◆ **THE INPUT**
------------------------------------------------------------------------
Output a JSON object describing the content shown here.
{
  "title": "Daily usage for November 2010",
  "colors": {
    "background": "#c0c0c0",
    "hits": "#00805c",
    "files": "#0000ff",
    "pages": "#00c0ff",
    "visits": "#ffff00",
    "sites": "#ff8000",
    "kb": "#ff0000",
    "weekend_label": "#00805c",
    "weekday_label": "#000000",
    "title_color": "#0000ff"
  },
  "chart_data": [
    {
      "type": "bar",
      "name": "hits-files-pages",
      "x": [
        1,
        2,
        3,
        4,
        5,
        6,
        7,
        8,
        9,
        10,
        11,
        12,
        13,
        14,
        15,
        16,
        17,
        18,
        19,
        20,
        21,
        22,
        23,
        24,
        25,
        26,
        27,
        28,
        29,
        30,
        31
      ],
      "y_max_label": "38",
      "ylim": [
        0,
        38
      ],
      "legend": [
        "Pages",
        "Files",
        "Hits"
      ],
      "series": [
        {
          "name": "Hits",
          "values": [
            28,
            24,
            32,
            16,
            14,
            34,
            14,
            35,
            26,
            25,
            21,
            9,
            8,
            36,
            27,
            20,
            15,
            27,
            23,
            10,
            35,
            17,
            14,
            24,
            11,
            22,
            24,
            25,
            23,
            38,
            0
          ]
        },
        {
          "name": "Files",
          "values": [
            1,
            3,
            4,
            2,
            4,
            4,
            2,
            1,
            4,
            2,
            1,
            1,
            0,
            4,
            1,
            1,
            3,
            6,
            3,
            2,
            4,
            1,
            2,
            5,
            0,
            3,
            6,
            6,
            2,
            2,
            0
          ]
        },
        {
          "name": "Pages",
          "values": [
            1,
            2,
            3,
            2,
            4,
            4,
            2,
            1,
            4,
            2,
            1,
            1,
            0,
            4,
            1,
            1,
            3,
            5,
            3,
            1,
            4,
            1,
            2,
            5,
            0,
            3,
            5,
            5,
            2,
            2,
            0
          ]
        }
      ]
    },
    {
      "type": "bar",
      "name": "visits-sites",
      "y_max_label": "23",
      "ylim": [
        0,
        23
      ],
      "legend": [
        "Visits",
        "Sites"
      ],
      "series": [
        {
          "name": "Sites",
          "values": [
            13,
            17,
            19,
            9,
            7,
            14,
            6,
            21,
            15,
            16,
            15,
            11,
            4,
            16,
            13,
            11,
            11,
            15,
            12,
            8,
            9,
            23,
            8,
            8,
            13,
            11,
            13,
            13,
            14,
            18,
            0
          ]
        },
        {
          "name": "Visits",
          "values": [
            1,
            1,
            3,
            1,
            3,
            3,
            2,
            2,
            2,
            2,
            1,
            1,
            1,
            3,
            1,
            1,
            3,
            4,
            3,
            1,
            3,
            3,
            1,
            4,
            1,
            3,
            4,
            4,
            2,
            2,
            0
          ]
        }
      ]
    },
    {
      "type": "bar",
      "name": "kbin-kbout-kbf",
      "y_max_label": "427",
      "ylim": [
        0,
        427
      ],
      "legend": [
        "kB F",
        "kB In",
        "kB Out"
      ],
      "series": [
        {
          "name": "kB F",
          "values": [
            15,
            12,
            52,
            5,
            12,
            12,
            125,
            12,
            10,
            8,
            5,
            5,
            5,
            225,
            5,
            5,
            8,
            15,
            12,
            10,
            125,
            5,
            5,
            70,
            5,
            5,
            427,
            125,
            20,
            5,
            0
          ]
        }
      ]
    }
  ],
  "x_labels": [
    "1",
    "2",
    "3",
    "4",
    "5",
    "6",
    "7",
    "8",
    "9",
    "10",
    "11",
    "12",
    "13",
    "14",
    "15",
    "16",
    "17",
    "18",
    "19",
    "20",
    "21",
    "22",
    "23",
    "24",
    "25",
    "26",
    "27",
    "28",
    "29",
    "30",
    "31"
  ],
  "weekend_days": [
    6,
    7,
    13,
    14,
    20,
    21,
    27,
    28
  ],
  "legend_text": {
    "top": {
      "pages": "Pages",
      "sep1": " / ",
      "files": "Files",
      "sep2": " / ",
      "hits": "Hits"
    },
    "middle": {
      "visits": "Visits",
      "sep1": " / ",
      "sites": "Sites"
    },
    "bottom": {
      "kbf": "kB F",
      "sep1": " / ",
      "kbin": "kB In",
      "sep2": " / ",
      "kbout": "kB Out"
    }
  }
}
------------------------------------------------------------------------
Restate the listing in full, word for word.

Output a JSON object describing the content shown here.
{
  "title": "Daily usage for November 2010",
  "colors": {
    "background": "#c0c0c0",
    "hits": "#00805c",
    "files": "#0000ff",
    "pages": "#00c0ff",
    "visits": "#ffff00",
    "sites": "#ff8000",
    "kb": "#ff0000",
    "weekend_label": "#00805c",
    "weekday_label": "#000000",
    "title_color": "#0000ff"
  },
  "chart_data": [
    {
      "type": "bar",
      "name": "hits-files-pages",
      "x": [
        1,
        2,
        3,
        4,
        5,
        6,
        7,
        8,
        9,
        10,
        11,
        12,
        13,
        14,
        15,
        16,
        17,
        18,
        19,
        20,
        21,
        22,
        23,
        24,
        25,
        26,
        27,
        28,
        29,
        30,
        31
      ],
      "y_max_label": "38",
      "ylim": [
        0,
        38
      ],
      "legend": [
        "Pages",
        "Files",
        "Hits"
      ],
      "series": [
        {
          "name": "Hits",
          "values": [
            28,
            24,
            32,
            16,
            14,
            34,
            14,
            35,
            26,
            25,
            21,
            9,
            8,
            36,
            27,
            20,
            15,
            27,
            23,
            10,
            35,
            17,
            14,
            24,
            11,
            22,
            24,
            25,
            23,
            38,
            0
          ]
        },
        {
          "name": "Files",
          "values": [
            1,
            3,
            4,
            2,
            4,
            4,
            2,
            1,
            4,
            2,
            1,
            1,
            0,
            4,
            1,
            1,
            3,
            6,
            3,
            2,
            4,
            1,
            2,
            5,
            0,
            3,
            6,
            6,
            2,
            2,
            0
          ]
        },
        {
          "name": "Pages",
          "values": [
            1,
            2,
            3,
            2,
            4,
            4,
            2,
            1,
            4,
            2,
            1,
            1,
            0,
            4,
            1,
            1,
            3,
            5,
            3,
            1,
            4,
            1,
            2,
            5,
            0,
            3,
            5,
            5,
            2,
            2,
            0
          ]
        }
      ]
    },
    {
      "type": "bar",
      "name": "visits-sites",
      "y_max_label": "23",
      "ylim": [
        0,
        23
      ],
      "legend": [
        "Visits",
        "Sites"
      ],
      "series": [
        {
          "name": "Sites",
          "values": [
            13,
            17,
            19,
            9,
            7,
            14,
            6,
            21,
            15,
            16,
            15,
            11,
            4,
            16,
            13,
            11,
            11,
            15,
            12,
            8,
            9,
            23,
            8,
            8,
            13,
            11,
            13,
            13,
            14,
            18,
            0
          ]
        },
        {
          "name": "Visits",
          "values": [
            1,
            1,
            3,
            1,
            3,
            3,
            2,
            2,
            2,
            2,
            1,
            1,
            1,
            3,
            1,
            1,
            3,
            4,
            3,
            1,
            3,
            3,
            1,
            4,
            1,
            3,
            4,
            4,
            2,
            2,
            0
          ]
        }
      ]
    },
    {
      "type": "bar",
      "name": "kbin-kbout-kbf",
      "y_max_label": "427",
      "ylim": [
        0,
        427
      ],
      "legend": [
        "kB F",
        "kB In",
        "kB Out"
      ],
      "series": [
        {
          "name": "kB F",
          "values": [
            15,
            12,
            52,
            5,
            12,
            12,
            125,
            12,
            10,
            8,
            5,
            5,
            5,
            225,
            5,
            5,
            8,
            15,
            12,
            10,
            125,
            5,
            5,
            70,
            5,
            5,
            427,
            125,
            20,
            5,
            0
          ]
        }
      ]
    }
  ],
  "x_labels": [
    "1",
    "2",
    "3",
    "4",
    "5",
    "6",
    "7",
    "8",
    "9",
    "10",
    "11",
    "12",
    "13",
    "14",
    "15",
    "16",
    "17",
    "18",
    "19",
    "20",
    "21",
    "22",
    "23",
    "24",
    "25",
    "26",
    "27",
    "28",
    "29",
    "30",
    "31"
  ],
  "weekend_days": [
    6,
    7,
    13,
    14,
    20,
    21,
    27,
    28
  ],
  "legend_text": {
    "top": {
      "pages": "Pages",
      "sep1": " / ",
      "files": "Files",
      "sep2": " / ",
      "hits": "Hits"
    },
    "middle": {
      "visits": "Visits",
      "sep1": " / ",
      "sites": "Sites"
    },
    "bottom": {
      "kbf": "kB F",
      "sep1": " / ",
      "kbin": "kB In",
      "sep2": " / ",
      "kbout": "kB Out"
    }
  }
}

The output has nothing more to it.